Saved data entries
◆ ◆ ◆ ◆ ◆

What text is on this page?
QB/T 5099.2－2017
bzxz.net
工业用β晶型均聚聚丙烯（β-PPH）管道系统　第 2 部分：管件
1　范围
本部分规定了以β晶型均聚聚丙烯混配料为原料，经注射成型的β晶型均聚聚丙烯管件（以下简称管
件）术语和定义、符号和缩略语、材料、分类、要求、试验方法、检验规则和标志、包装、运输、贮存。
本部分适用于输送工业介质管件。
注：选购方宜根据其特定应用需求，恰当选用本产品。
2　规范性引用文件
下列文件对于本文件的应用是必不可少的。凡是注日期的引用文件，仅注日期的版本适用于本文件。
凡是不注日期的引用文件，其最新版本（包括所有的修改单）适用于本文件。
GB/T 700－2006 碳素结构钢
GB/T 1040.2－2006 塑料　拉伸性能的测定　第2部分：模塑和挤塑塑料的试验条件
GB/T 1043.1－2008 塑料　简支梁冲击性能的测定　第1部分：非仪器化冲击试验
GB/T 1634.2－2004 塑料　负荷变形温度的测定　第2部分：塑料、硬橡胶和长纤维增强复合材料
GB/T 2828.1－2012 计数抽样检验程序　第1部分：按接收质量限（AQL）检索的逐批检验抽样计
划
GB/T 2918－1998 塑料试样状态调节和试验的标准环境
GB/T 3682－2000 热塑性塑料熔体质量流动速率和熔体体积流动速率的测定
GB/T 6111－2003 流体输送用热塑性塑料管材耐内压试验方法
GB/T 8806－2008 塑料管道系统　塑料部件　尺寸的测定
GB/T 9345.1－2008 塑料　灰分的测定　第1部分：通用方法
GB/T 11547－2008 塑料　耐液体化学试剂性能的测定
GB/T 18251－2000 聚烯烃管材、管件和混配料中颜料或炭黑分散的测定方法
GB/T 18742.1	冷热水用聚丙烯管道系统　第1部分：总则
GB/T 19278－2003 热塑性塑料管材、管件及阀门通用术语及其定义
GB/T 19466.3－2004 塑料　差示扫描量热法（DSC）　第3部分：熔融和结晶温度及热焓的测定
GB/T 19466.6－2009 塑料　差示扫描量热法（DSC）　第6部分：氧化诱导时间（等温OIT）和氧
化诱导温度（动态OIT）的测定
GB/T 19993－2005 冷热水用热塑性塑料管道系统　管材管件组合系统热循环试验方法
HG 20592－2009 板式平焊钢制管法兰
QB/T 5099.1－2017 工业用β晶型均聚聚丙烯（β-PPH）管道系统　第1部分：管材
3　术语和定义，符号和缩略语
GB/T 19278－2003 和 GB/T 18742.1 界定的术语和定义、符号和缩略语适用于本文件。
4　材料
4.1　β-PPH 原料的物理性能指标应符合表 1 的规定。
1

◆ ◆ ◆ ◆ ◆

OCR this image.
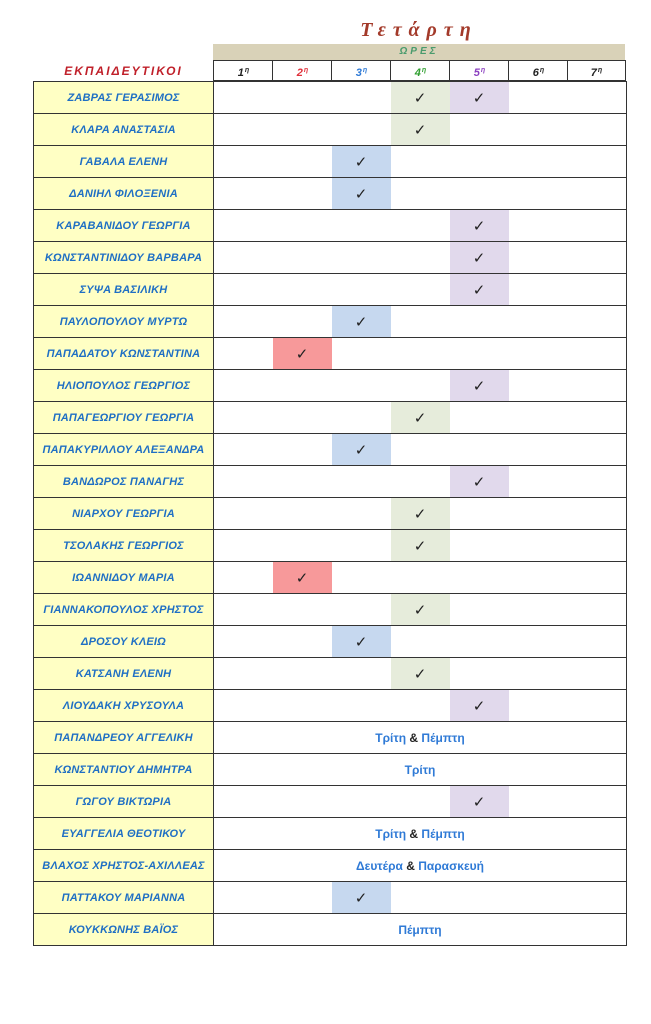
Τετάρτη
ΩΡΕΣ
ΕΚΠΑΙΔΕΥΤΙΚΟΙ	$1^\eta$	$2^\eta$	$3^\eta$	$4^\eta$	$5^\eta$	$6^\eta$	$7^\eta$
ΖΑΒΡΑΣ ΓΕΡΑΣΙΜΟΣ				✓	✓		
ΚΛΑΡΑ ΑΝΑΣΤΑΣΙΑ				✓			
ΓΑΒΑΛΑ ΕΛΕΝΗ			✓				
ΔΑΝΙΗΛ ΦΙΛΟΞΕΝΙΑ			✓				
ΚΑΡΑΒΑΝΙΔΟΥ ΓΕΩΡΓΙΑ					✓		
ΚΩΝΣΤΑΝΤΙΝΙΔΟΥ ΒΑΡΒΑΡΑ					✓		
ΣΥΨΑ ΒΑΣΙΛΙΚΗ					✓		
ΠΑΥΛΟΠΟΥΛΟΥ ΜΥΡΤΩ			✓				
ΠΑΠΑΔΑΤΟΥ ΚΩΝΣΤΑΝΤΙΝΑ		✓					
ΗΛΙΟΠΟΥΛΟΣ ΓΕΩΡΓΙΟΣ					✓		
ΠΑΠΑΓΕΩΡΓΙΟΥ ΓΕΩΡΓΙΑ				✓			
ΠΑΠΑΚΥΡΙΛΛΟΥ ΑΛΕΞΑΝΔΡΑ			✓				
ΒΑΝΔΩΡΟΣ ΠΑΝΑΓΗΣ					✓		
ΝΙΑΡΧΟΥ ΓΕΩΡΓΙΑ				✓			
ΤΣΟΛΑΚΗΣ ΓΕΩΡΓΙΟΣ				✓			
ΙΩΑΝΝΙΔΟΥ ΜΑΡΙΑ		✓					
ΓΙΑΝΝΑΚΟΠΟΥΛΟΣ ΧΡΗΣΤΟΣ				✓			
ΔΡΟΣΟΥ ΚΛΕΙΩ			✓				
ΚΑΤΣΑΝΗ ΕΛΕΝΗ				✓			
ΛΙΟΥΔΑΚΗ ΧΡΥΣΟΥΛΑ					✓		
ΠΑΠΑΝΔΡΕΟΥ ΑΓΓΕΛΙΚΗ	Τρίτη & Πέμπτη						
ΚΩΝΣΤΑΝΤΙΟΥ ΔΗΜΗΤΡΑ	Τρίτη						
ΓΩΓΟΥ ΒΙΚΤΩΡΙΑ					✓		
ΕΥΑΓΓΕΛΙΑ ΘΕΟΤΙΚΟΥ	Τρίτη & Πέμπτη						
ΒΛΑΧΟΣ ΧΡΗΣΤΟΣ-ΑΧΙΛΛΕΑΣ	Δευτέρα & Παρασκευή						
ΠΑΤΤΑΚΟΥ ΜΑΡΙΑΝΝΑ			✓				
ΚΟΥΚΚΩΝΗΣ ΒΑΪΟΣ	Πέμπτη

◆ ◆ ◆ ◆ ◆

Job
Write out every line from the entries where "差示扫描量热法" appears.

Worked answer
GB/T 19466.3－2004 塑料　差示扫描量热法（DSC）　第3部分：熔融和结晶温度及热焓的测定
GB/T 19466.6－2009 塑料　差示扫描量热法（DSC）　第6部分：氧化诱导时间（等温OIT）和氧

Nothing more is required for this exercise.